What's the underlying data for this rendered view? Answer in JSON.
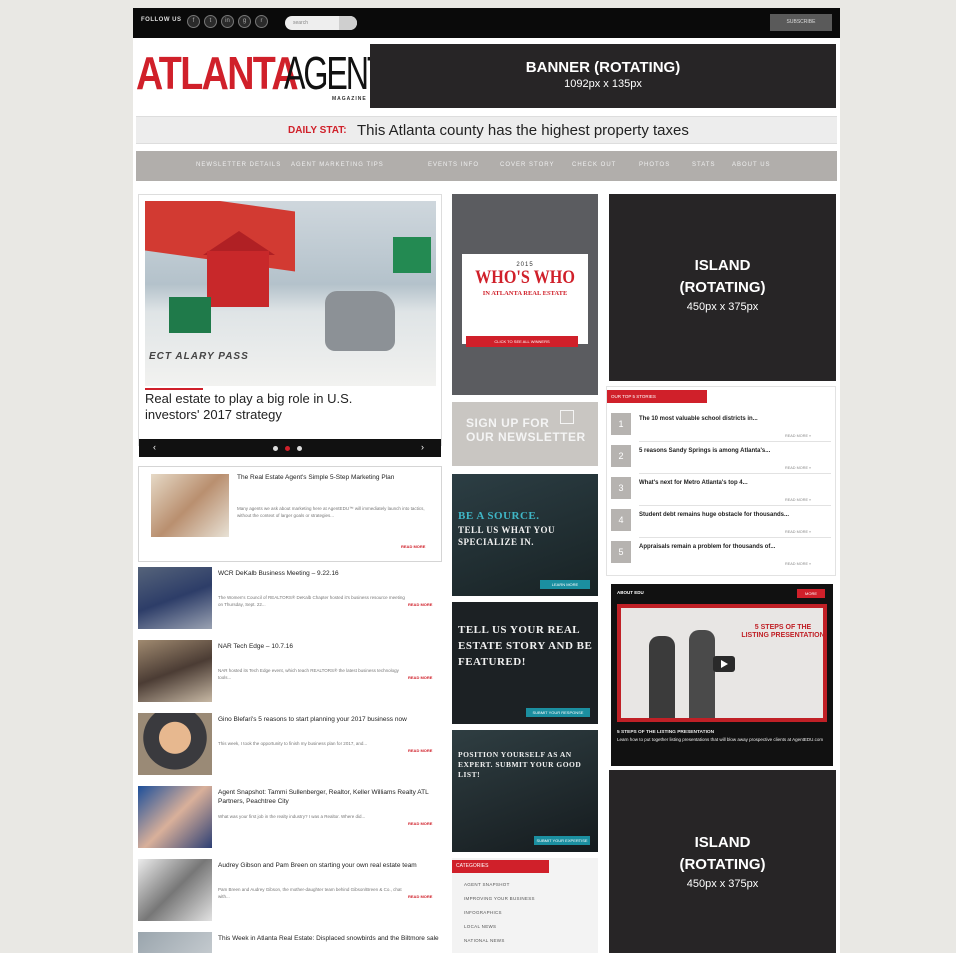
{
  "topbar": {
    "follow_label": "FOLLOW US",
    "search_placeholder": "search",
    "subscribe_label": "SUBSCRIBE"
  },
  "header": {
    "logo_atlanta": "ATLANTA",
    "logo_agent": "AGENT",
    "logo_magazine": "MAGAZINE",
    "banner_title": "BANNER (ROTATING)",
    "banner_size": "1092px x 135px"
  },
  "daily_stat": {
    "label": "DAILY STAT:",
    "text": "This Atlanta county has the highest property taxes"
  },
  "nav": [
    "NEWSLETTER DETAILS",
    "AGENT MARKETING TIPS",
    "EVENTS INFO",
    "COVER STORY",
    "CHECK OUT",
    "PHOTOS",
    "STATS",
    "ABOUT US"
  ],
  "hero": {
    "board_text": "ECT ALARY PASS",
    "title": "Real estate to play a big role in U.S. investors' 2017 strategy",
    "prev": "‹",
    "next": "›"
  },
  "feature": {
    "title": "The Real Estate Agent's Simple 5-Step Marketing Plan",
    "excerpt": "Many agents we ask about marketing here at AgentEDU™ will immediately launch into tactics, without the context of larger goals or strategies...",
    "read_more": "READ MORE"
  },
  "stories": [
    {
      "title": "WCR DeKalb Business Meeting – 9.22.16",
      "excerpt": "The Women's Council of REALTORS® DeKalb Chapter hosted it's business resource meeting on Thursday, Sept. 22...",
      "read_more": "READ MORE"
    },
    {
      "title": "NAR Tech Edge – 10.7.16",
      "excerpt": "NAR hosted its Tech Edge event, which teach REALTORS® the latest business technology tools...",
      "read_more": "READ MORE"
    },
    {
      "title": "Gino Blefari's 5 reasons to start planning your 2017 business now",
      "excerpt": "This week, I took the opportunity to finish my business plan for 2017, and...",
      "read_more": "READ MORE"
    },
    {
      "title": "Agent Snapshot: Tammi Sullenberger, Realtor, Keller Williams Realty ATL Partners, Peachtree City",
      "excerpt": "What was your first job in the realty industry? I was a Realtor. Where did...",
      "read_more": "READ MORE"
    },
    {
      "title": "Audrey Gibson and Pam Breen on starting your own real estate team",
      "excerpt": "Pam Breen and Audrey Gibson, the mother-daughter team behind Gibson/Breen & Co., chat with...",
      "read_more": "READ MORE"
    },
    {
      "title": "This Week in Atlanta Real Estate: Displaced snowbirds and the Biltmore sale",
      "excerpt": "",
      "read_more": ""
    }
  ],
  "middle": {
    "whoswho_year": "2015",
    "whoswho_title": "WHO'S WHO",
    "whoswho_sub": "IN ATLANTA REAL ESTATE",
    "whoswho_btn": "CLICK TO SEE ALL WINNERS",
    "newsletter_line1": "SIGN UP FOR",
    "newsletter_line2": "OUR NEWSLETTER",
    "promo1_hl": "BE A SOURCE.",
    "promo1_text": "TELL US WHAT YOU SPECIALIZE IN.",
    "promo1_btn": "LEARN MORE",
    "promo2_text": "TELL US YOUR REAL ESTATE STORY AND BE FEATURED!",
    "promo2_btn": "SUBMIT YOUR RESPONSE",
    "promo3_text": "POSITION YOURSELF AS AN EXPERT. SUBMIT YOUR GOOD LIST!",
    "promo3_btn": "SUBMIT YOUR EXPERTISE",
    "categories_title": "CATEGORIES",
    "categories": [
      "AGENT SNAPSHOT",
      "IMPROVING YOUR BUSINESS",
      "INFOGRAPHICS",
      "LOCAL NEWS",
      "NATIONAL NEWS"
    ]
  },
  "islands": [
    {
      "line1": "ISLAND",
      "line2": "(ROTATING)",
      "size": "450px x 375px"
    },
    {
      "line1": "ISLAND",
      "line2": "(ROTATING)",
      "size": "450px x 375px"
    }
  ],
  "top5": {
    "title": "OUR TOP 5 STORIES",
    "items": [
      {
        "num": "1",
        "title": "The 10 most valuable school districts in...",
        "read_more": "READ MORE »"
      },
      {
        "num": "2",
        "title": "5 reasons Sandy Springs is among Atlanta's...",
        "read_more": "READ MORE »"
      },
      {
        "num": "3",
        "title": "What's next for Metro Atlanta's top 4...",
        "read_more": "READ MORE »"
      },
      {
        "num": "4",
        "title": "Student debt remains huge obstacle for thousands...",
        "read_more": "READ MORE »"
      },
      {
        "num": "5",
        "title": "Appraisals remain a problem for thousands of...",
        "read_more": "READ MORE »"
      }
    ]
  },
  "video": {
    "head": "ABOUT EDU",
    "badge": "MORE",
    "frame_title": "5 STEPS OF THE LISTING PRESENTATION",
    "caption_title": "5 STEPS OF THE LISTING PRESENTATION",
    "caption_text": "Learn how to put together listing presentations that will blow away prospective clients at AgentEDU.com"
  }
}
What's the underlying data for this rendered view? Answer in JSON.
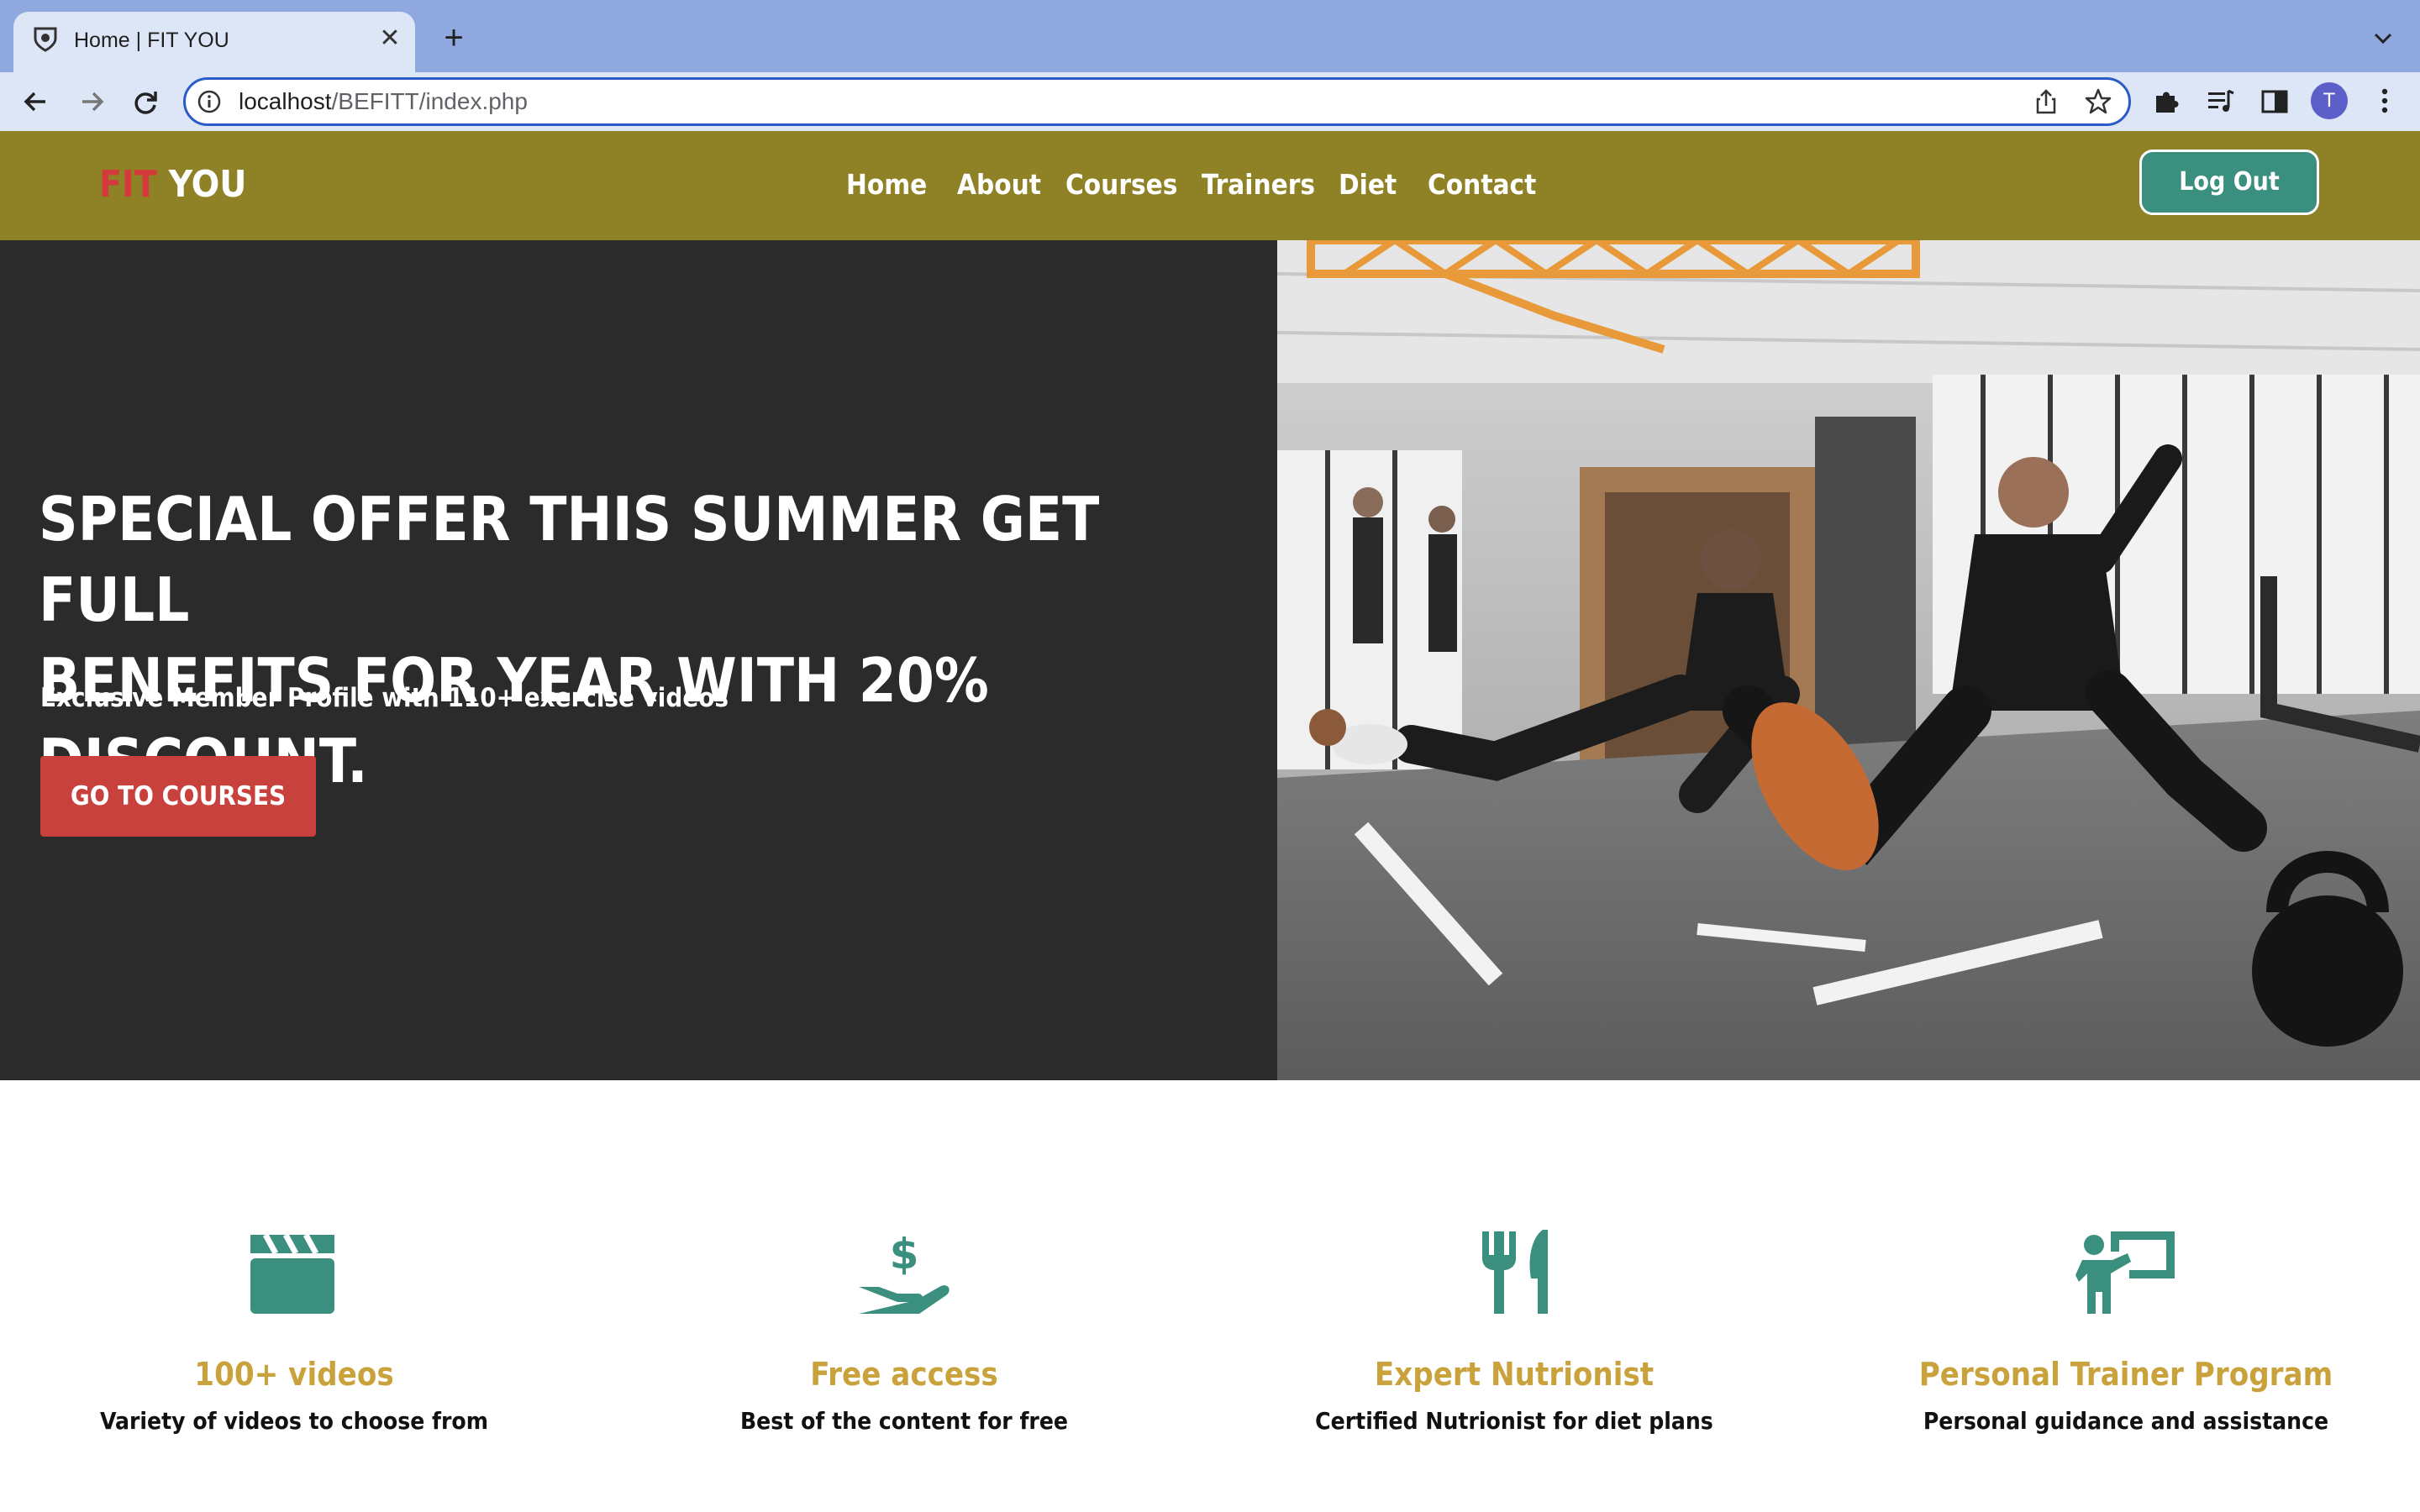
{
  "browser": {
    "tab_title": "Home | FIT YOU",
    "url_host": "localhost",
    "url_path": "/BEFITT/index.php",
    "profile_initial": "T",
    "close_glyph": "✕",
    "new_tab_glyph": "+",
    "icons": [
      "favicon-icon",
      "close-icon",
      "plus-icon",
      "chevron-down-icon",
      "back-arrow-icon",
      "forward-arrow-icon",
      "reload-icon",
      "info-icon",
      "share-icon",
      "star-icon",
      "puzzle-icon",
      "media-control-icon",
      "side-panel-icon",
      "kebab-menu-icon"
    ]
  },
  "navbar": {
    "logo_fit": "FIT",
    "logo_you": "YOU",
    "links": [
      "Home",
      "About",
      "Courses",
      "Trainers",
      "Diet",
      "Contact"
    ],
    "logout_label": "Log Out",
    "background": "#8f8125",
    "logout_color": "#3a8f7e"
  },
  "hero": {
    "heading_line1": "SPECIAL OFFER THIS SUMMER GET FULL",
    "heading_line2": "BENEFITS FOR YEAR WITH 20% DISCOUNT.",
    "subtext": "Exclusive Member Profile with 110+ exercise videos",
    "cta_label": "GO TO COURSES",
    "cta_color": "#c9413d",
    "image_subject": "gym workout photo"
  },
  "features": [
    {
      "icon": "clapperboard-icon",
      "title": "100+ videos",
      "desc": "Variety of videos to choose from"
    },
    {
      "icon": "hand-dollar-icon",
      "title": "Free access",
      "desc": "Best of the content for free"
    },
    {
      "icon": "fork-knife-icon",
      "title": "Expert Nutrionist",
      "desc": "Certified Nutrionist for diet plans"
    },
    {
      "icon": "trainer-board-icon",
      "title": "Personal Trainer Program",
      "desc": "Personal guidance and assistance"
    }
  ],
  "colors": {
    "feature_icon": "#3a8f7e",
    "feature_title": "#c9a23c"
  }
}
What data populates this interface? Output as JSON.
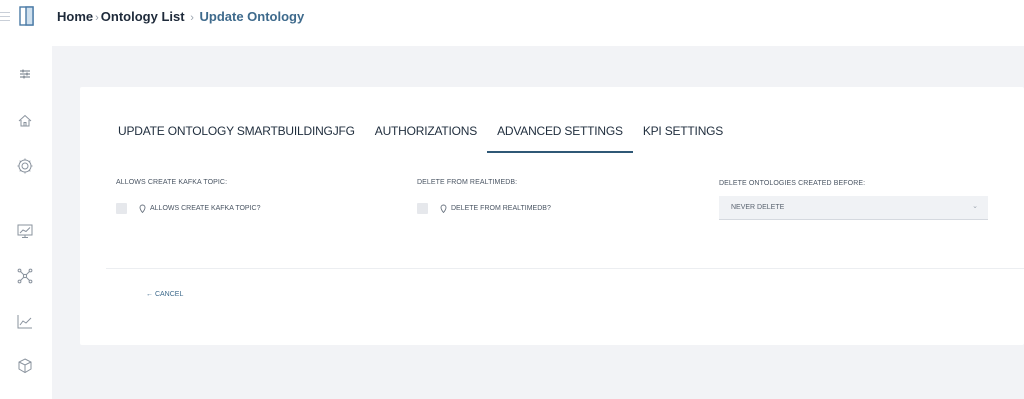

★ ★ ★ ★ ★ ★ ★

▶ Work to do: Quote the entries in full. Any image among them is to be omitted from the copy.

▶ Response to this task:
What's the underlying data for this rendered view? Answer in JSON.
{
  "topbar": {
    "follow_label": "FOLLOW US",
    "search_placeholder": "search",
    "subscribe_label": "SUBSCRIBE"
  },
  "header": {
    "logo_atlanta": "ATLANTA",
    "logo_agent": "AGENT",
    "logo_magazine": "MAGAZINE",
    "banner_title": "BANNER (ROTATING)",
    "banner_size": "1092px x 135px"
  },
  "daily_stat": {
    "label": "DAILY STAT:",
    "text": "This Atlanta county has the highest property taxes"
  },
  "nav": [
    "NEWSLETTER DETAILS",
    "AGENT MARKETING TIPS",
    "EVENTS INFO",
    "COVER STORY",
    "CHECK OUT",
    "PHOTOS",
    "STATS",
    "ABOUT US"
  ],
  "hero": {
    "board_text": "ECT ALARY PASS",
    "title": "Real estate to play a big role in U.S. investors' 2017 strategy",
    "prev": "‹",
    "next": "›"
  },
  "feature": {
    "title": "The Real Estate Agent's Simple 5-Step Marketing Plan",
    "excerpt": "Many agents we ask about marketing here at AgentEDU™ will immediately launch into tactics, without the context of larger goals or strategies...",
    "read_more": "READ MORE"
  },
  "stories": [
    {
      "title": "WCR DeKalb Business Meeting – 9.22.16",
      "excerpt": "The Women's Council of REALTORS® DeKalb Chapter hosted it's business resource meeting on Thursday, Sept. 22...",
      "read_more": "READ MORE"
    },
    {
      "title": "NAR Tech Edge – 10.7.16",
      "excerpt": "NAR hosted its Tech Edge event, which teach REALTORS® the latest business technology tools...",
      "read_more": "READ MORE"
    },
    {
      "title": "Gino Blefari's 5 reasons to start planning your 2017 business now",
      "excerpt": "This week, I took the opportunity to finish my business plan for 2017, and...",
      "read_more": "READ MORE"
    },
    {
      "title": "Agent Snapshot: Tammi Sullenberger, Realtor, Keller Williams Realty ATL Partners, Peachtree City",
      "excerpt": "What was your first job in the realty industry? I was a Realtor. Where did...",
      "read_more": "READ MORE"
    },
    {
      "title": "Audrey Gibson and Pam Breen on starting your own real estate team",
      "excerpt": "Pam Breen and Audrey Gibson, the mother-daughter team behind Gibson/Breen & Co., chat with...",
      "read_more": "READ MORE"
    },
    {
      "title": "This Week in Atlanta Real Estate: Displaced snowbirds and the Biltmore sale",
      "excerpt": "",
      "read_more": ""
    }
  ],
  "middle": {
    "whoswho_year": "2015",
    "whoswho_title": "WHO'S WHO",
    "whoswho_sub": "IN ATLANTA REAL ESTATE",
    "whoswho_btn": "CLICK TO SEE ALL WINNERS",
    "newsletter_line1": "SIGN UP FOR",
    "newsletter_line2": "OUR NEWSLETTER",
    "promo1_hl": "BE A SOURCE.",
    "promo1_text": "TELL US WHAT YOU SPECIALIZE IN.",
    "promo1_btn": "LEARN MORE",
    "promo2_text": "TELL US YOUR REAL ESTATE STORY AND BE FEATURED!",
    "promo2_btn": "SUBMIT YOUR RESPONSE",
    "promo3_text": "POSITION YOURSELF AS AN EXPERT. SUBMIT YOUR GOOD LIST!",
    "promo3_btn": "SUBMIT YOUR EXPERTISE",
    "categories_title": "CATEGORIES",
    "categories": [
      "AGENT SNAPSHOT",
      "IMPROVING YOUR BUSINESS",
      "INFOGRAPHICS",
      "LOCAL NEWS",
      "NATIONAL NEWS"
    ]
  },
  "islands": [
    {
      "line1": "ISLAND",
      "line2": "(ROTATING)",
      "size": "450px x 375px"
    },
    {
      "line1": "ISLAND",
      "line2": "(ROTATING)",
      "size": "450px x 375px"
    }
  ],
  "top5": {
    "title": "OUR TOP 5 STORIES",
    "items": [
      {
        "num": "1",
        "title": "The 10 most valuable school districts in...",
        "read_more": "READ MORE »"
      },
      {
        "num": "2",
        "title": "5 reasons Sandy Springs is among Atlanta's...",
        "read_more": "READ MORE »"
      },
      {
        "num": "3",
        "title": "What's next for Metro Atlanta's top 4...",
        "read_more": "READ MORE »"
      },
      {
        "num": "4",
        "title": "Student debt remains huge obstacle for thousands...",
        "read_more": "READ MORE »"
      },
      {
        "num": "5",
        "title": "Appraisals remain a problem for thousands of...",
        "read_more": "READ MORE »"
      }
    ]
  },
  "video": {
    "head": "ABOUT EDU",
    "badge": "MORE",
    "frame_title": "5 STEPS OF THE LISTING PRESENTATION",
    "caption_title": "5 STEPS OF THE LISTING PRESENTATION",
    "caption_text": "Learn how to put together listing presentations that will blow away prospective clients at AgentEDU.com"
  }
}
What's the underlying data for this rendered view? Answer in JSON.
{
  "browser": {
    "tab_title": "Home | FIT YOU",
    "url_host": "localhost",
    "url_path": "/BEFITT/index.php",
    "profile_initial": "T",
    "close_glyph": "✕",
    "new_tab_glyph": "+",
    "icons": [
      "favicon-icon",
      "close-icon",
      "plus-icon",
      "chevron-down-icon",
      "back-arrow-icon",
      "forward-arrow-icon",
      "reload-icon",
      "info-icon",
      "share-icon",
      "star-icon",
      "puzzle-icon",
      "media-control-icon",
      "side-panel-icon",
      "kebab-menu-icon"
    ]
  },
  "navbar": {
    "logo_fit": "FIT",
    "logo_you": "YOU",
    "links": [
      "Home",
      "About",
      "Courses",
      "Trainers",
      "Diet",
      "Contact"
    ],
    "logout_label": "Log Out",
    "background": "#8f8125",
    "logout_color": "#3a8f7e"
  },
  "hero": {
    "heading_line1": "SPECIAL OFFER THIS SUMMER GET FULL",
    "heading_line2": "BENEFITS FOR YEAR WITH 20% DISCOUNT.",
    "subtext": "Exclusive Member Profile with 110+ exercise videos",
    "cta_label": "GO TO COURSES",
    "cta_color": "#c9413d",
    "image_subject": "gym workout photo"
  },
  "features": [
    {
      "icon": "clapperboard-icon",
      "title": "100+ videos",
      "desc": "Variety of videos to choose from"
    },
    {
      "icon": "hand-dollar-icon",
      "title": "Free access",
      "desc": "Best of the content for free"
    },
    {
      "icon": "fork-knife-icon",
      "title": "Expert Nutrionist",
      "desc": "Certified Nutrionist for diet plans"
    },
    {
      "icon": "trainer-board-icon",
      "title": "Personal Trainer Program",
      "desc": "Personal guidance and assistance"
    }
  ],
  "colors": {
    "feature_icon": "#3a8f7e",
    "feature_title": "#c9a23c"
  }
}
What data populates this interface? Output as JSON.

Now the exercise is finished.